▶ **TO BE DONE**
Return each line of the data below verbatim; pictures are to be left out.

▶ **RECORDS SUPPLIED**
=-=-=
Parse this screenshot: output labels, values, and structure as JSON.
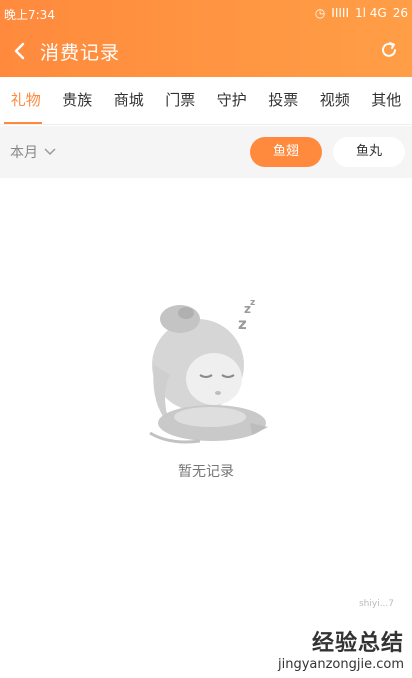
{
  "status_bar": {
    "time": "晚上7:34",
    "right": [
      "◷",
      "IIIII",
      "1l 4G",
      "26"
    ]
  },
  "header": {
    "title": "消费记录"
  },
  "tabs": [
    {
      "label": "礼物",
      "active": true
    },
    {
      "label": "贵族",
      "active": false
    },
    {
      "label": "商城",
      "active": false
    },
    {
      "label": "门票",
      "active": false
    },
    {
      "label": "守护",
      "active": false
    },
    {
      "label": "投票",
      "active": false
    },
    {
      "label": "视频",
      "active": false
    },
    {
      "label": "其他",
      "active": false
    }
  ],
  "filter": {
    "month_label": "本月",
    "currency_active": "鱼翅",
    "currency_inactive": "鱼丸"
  },
  "empty_state": {
    "text": "暂无记录"
  },
  "watermark": {
    "cn": "经验总结",
    "url": "jingyanzongjie.com",
    "small": "shiyi...7"
  },
  "colors": {
    "accent": "#ff8a3d",
    "header_gradient_end": "#ff9e46",
    "filter_bg": "#f5f5f5"
  }
}
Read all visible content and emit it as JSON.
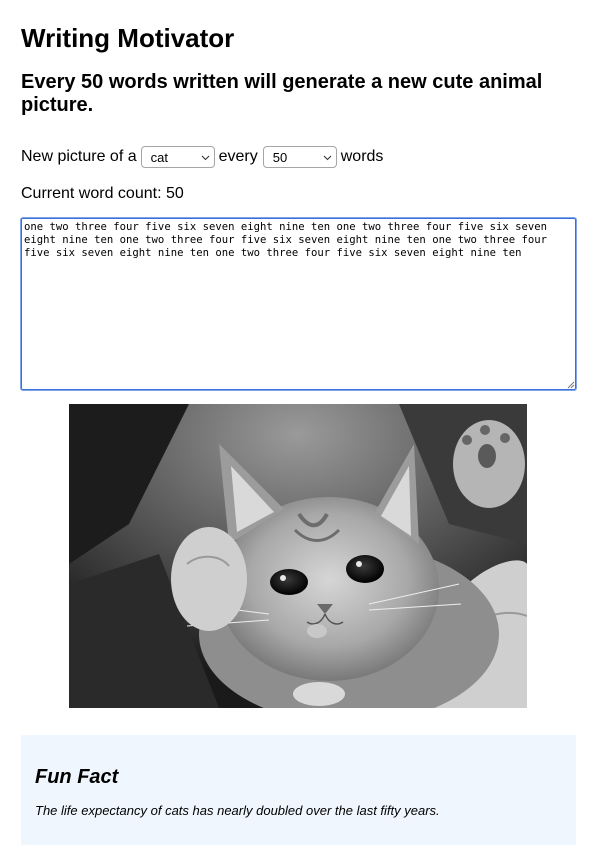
{
  "page": {
    "title": "Writing Motivator",
    "subtitle": "Every 50 words written will generate a new cute animal picture."
  },
  "controls": {
    "prefix": "New picture of a",
    "animal_selected": "cat",
    "middle": "every",
    "count_selected": "50",
    "suffix": "words"
  },
  "status": {
    "word_count_text": "Current word count: 50"
  },
  "editor": {
    "text": "one two three four five six seven eight nine ten one two three four five six seven eight nine ten one two three four five six seven eight nine ten one two three four five six seven eight nine ten one two three four five six seven eight nine ten"
  },
  "image": {
    "subject": "cat"
  },
  "fun_fact": {
    "heading": "Fun Fact",
    "text": "The life expectancy of cats has nearly doubled over the last fifty years."
  }
}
=-=-=
▶ **SOLUTION FOR THIS EXERCISE**
Parse this screenshot: output labels, values, and structure as JSON.
{
  "status_bar": {
    "time": "晚上7:34",
    "right": [
      "◷",
      "IIIII",
      "1l 4G",
      "26"
    ]
  },
  "header": {
    "title": "消费记录"
  },
  "tabs": [
    {
      "label": "礼物",
      "active": true
    },
    {
      "label": "贵族",
      "active": false
    },
    {
      "label": "商城",
      "active": false
    },
    {
      "label": "门票",
      "active": false
    },
    {
      "label": "守护",
      "active": false
    },
    {
      "label": "投票",
      "active": false
    },
    {
      "label": "视频",
      "active": false
    },
    {
      "label": "其他",
      "active": false
    }
  ],
  "filter": {
    "month_label": "本月",
    "currency_active": "鱼翅",
    "currency_inactive": "鱼丸"
  },
  "empty_state": {
    "text": "暂无记录"
  },
  "watermark": {
    "cn": "经验总结",
    "url": "jingyanzongjie.com",
    "small": "shiyi...7"
  },
  "colors": {
    "accent": "#ff8a3d",
    "header_gradient_end": "#ff9e46",
    "filter_bg": "#f5f5f5"
  }
}
Read all visible content and emit it as JSON.
{
  "page": {
    "title": "Writing Motivator",
    "subtitle": "Every 50 words written will generate a new cute animal picture."
  },
  "controls": {
    "prefix": "New picture of a",
    "animal_selected": "cat",
    "middle": "every",
    "count_selected": "50",
    "suffix": "words"
  },
  "status": {
    "word_count_text": "Current word count: 50"
  },
  "editor": {
    "text": "one two three four five six seven eight nine ten one two three four five six seven eight nine ten one two three four five six seven eight nine ten one two three four five six seven eight nine ten one two three four five six seven eight nine ten"
  },
  "image": {
    "subject": "cat"
  },
  "fun_fact": {
    "heading": "Fun Fact",
    "text": "The life expectancy of cats has nearly doubled over the last fifty years."
  }
}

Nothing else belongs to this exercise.